◆ **SET EXERCISE**
Go through the entries below and write each one out exactly.

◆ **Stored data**
-- begin --

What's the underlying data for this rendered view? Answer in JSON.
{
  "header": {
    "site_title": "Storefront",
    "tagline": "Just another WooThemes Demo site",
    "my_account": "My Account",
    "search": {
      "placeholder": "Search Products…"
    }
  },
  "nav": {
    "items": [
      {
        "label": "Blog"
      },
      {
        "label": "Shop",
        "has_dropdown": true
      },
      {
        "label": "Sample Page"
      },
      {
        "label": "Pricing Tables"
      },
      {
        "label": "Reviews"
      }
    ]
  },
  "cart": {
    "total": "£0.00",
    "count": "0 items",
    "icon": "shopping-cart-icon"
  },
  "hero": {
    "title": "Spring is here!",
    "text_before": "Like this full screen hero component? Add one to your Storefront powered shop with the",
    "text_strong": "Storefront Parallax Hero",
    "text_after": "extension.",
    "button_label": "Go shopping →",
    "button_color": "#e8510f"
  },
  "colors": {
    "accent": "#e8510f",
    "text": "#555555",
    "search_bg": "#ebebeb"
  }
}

-- end --

◆ **THE RESPONSE**
What's the underlying data for this rendered view? Answer in JSON.
{
  "header": {
    "site_title": "Storefront",
    "tagline": "Just another WooThemes Demo site",
    "my_account": "My Account",
    "search": {
      "placeholder": "Search Products…"
    }
  },
  "nav": {
    "items": [
      {
        "label": "Blog"
      },
      {
        "label": "Shop",
        "has_dropdown": true
      },
      {
        "label": "Sample Page"
      },
      {
        "label": "Pricing Tables"
      },
      {
        "label": "Reviews"
      }
    ]
  },
  "cart": {
    "total": "£0.00",
    "count": "0 items",
    "icon": "shopping-cart-icon"
  },
  "hero": {
    "title": "Spring is here!",
    "text_before": "Like this full screen hero component? Add one to your Storefront powered shop with the",
    "text_strong": "Storefront Parallax Hero",
    "text_after": "extension.",
    "button_label": "Go shopping →",
    "button_color": "#e8510f"
  },
  "colors": {
    "accent": "#e8510f",
    "text": "#555555",
    "search_bg": "#ebebeb"
  }
}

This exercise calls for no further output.